---------- Raw records
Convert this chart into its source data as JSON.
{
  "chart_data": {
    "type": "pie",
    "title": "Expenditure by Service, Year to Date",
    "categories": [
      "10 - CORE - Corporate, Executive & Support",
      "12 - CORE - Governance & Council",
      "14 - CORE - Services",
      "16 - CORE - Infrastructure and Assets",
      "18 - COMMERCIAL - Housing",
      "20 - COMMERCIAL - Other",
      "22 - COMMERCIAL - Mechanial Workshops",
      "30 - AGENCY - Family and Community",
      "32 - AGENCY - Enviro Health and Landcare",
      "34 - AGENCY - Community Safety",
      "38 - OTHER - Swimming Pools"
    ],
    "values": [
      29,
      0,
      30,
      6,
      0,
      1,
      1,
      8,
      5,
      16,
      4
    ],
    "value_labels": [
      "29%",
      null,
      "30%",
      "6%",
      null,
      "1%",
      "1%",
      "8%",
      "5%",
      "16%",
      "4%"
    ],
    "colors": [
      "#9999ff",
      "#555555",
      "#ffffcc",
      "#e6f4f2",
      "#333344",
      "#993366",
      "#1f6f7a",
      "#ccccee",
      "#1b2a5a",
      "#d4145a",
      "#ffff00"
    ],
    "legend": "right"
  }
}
--------------------
* **Written task**:
Output the full listing without altering anything.

* **Written solution**:
Convert this chart into its source data as JSON.
{
  "chart_data": {
    "type": "pie",
    "title": "Expenditure by Service, Year to Date",
    "categories": [
      "10 - CORE - Corporate, Executive & Support",
      "12 - CORE - Governance & Council",
      "14 - CORE - Services",
      "16 - CORE - Infrastructure and Assets",
      "18 - COMMERCIAL - Housing",
      "20 - COMMERCIAL - Other",
      "22 - COMMERCIAL - Mechanial Workshops",
      "30 - AGENCY - Family and Community",
      "32 - AGENCY - Enviro Health and Landcare",
      "34 - AGENCY - Community Safety",
      "38 - OTHER - Swimming Pools"
    ],
    "values": [
      29,
      0,
      30,
      6,
      0,
      1,
      1,
      8,
      5,
      16,
      4
    ],
    "value_labels": [
      "29%",
      null,
      "30%",
      "6%",
      null,
      "1%",
      "1%",
      "8%",
      "5%",
      "16%",
      "4%"
    ],
    "colors": [
      "#9999ff",
      "#555555",
      "#ffffcc",
      "#e6f4f2",
      "#333344",
      "#993366",
      "#1f6f7a",
      "#ccccee",
      "#1b2a5a",
      "#d4145a",
      "#ffff00"
    ],
    "legend": "right"
  }
}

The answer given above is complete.